-------- Given records --------
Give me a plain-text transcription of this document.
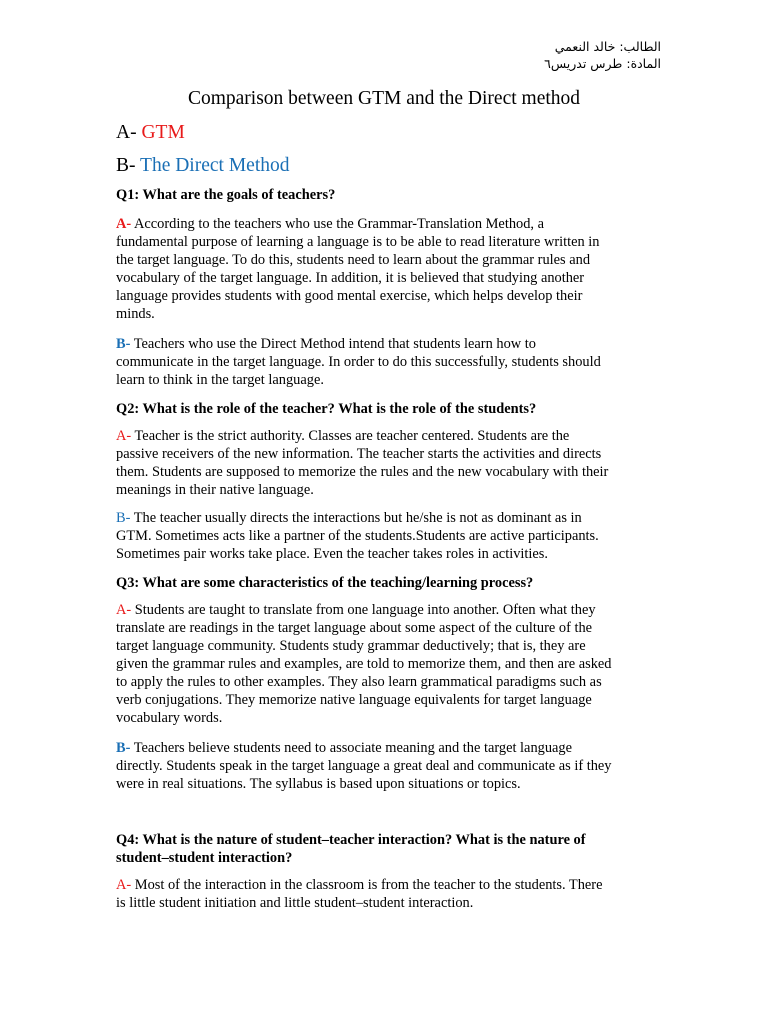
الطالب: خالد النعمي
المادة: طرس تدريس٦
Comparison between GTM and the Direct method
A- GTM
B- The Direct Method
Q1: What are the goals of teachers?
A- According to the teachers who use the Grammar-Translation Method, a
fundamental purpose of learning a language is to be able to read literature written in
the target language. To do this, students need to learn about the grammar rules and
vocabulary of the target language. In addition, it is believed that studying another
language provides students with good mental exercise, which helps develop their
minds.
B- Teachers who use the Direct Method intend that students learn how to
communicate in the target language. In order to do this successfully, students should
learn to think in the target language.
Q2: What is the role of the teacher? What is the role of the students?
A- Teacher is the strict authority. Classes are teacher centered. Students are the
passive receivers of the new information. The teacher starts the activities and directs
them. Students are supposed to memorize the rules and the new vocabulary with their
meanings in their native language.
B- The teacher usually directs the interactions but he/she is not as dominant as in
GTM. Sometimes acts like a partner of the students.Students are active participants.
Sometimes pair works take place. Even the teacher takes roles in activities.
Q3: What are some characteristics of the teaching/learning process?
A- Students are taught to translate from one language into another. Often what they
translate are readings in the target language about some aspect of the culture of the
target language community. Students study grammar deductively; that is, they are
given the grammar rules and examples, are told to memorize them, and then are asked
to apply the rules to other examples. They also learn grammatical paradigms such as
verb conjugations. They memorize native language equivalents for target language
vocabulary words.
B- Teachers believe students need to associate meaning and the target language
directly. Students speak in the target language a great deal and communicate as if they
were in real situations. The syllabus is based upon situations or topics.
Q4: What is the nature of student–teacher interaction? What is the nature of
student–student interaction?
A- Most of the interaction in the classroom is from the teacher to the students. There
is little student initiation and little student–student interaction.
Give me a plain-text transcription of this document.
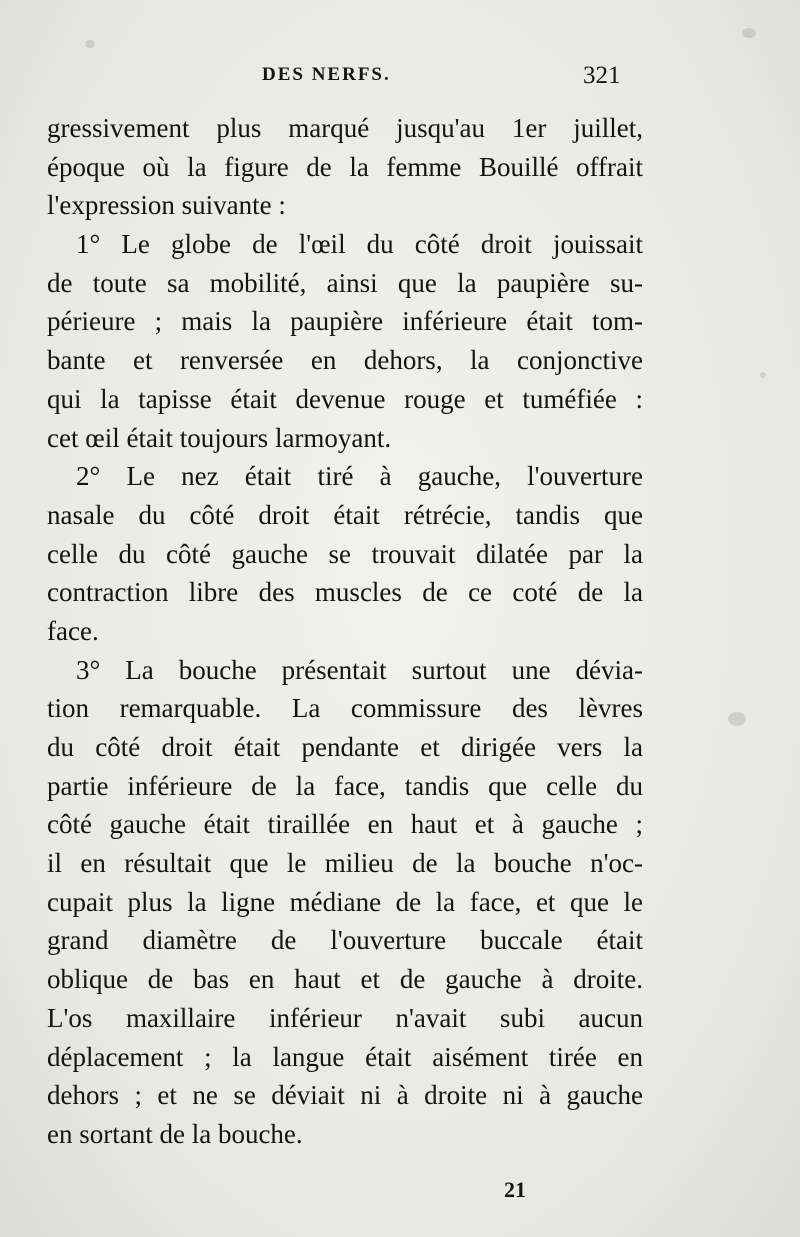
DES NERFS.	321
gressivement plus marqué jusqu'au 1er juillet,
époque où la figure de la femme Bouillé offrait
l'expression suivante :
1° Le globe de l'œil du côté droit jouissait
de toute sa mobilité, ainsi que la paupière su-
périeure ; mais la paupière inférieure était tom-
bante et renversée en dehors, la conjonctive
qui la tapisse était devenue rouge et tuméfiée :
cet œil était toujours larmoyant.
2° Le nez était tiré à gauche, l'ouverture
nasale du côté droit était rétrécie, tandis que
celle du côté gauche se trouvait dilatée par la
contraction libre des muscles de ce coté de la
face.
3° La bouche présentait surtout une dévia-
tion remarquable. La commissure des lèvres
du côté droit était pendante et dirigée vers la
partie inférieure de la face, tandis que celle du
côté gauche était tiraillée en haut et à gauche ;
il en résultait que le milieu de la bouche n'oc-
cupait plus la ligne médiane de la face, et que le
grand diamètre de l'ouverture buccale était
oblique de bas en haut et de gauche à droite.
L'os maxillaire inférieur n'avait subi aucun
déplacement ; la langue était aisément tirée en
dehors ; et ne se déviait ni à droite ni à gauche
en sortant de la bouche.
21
--------
-------- Given records --------
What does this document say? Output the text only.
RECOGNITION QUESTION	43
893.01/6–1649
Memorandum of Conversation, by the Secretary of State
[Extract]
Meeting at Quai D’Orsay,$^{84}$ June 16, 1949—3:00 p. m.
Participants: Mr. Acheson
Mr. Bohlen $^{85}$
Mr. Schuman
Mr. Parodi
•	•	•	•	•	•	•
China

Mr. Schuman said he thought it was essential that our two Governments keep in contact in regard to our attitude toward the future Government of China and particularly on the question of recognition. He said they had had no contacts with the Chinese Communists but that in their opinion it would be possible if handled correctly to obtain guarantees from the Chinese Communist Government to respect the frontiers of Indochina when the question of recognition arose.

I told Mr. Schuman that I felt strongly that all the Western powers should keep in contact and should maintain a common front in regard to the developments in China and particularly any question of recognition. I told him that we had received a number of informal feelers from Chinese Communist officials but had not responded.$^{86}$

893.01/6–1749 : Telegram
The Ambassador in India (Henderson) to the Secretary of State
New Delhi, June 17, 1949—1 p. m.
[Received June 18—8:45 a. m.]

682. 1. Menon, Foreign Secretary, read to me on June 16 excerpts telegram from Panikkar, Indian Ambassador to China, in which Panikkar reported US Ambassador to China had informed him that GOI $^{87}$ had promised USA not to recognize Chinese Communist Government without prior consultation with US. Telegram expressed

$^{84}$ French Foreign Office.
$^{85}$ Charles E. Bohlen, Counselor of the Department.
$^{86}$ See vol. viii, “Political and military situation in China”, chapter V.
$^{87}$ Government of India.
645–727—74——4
--------
• _What the task asks_
Find out how many lines in the listing contain the string "need". Give the number alone.

• _Written solution_
2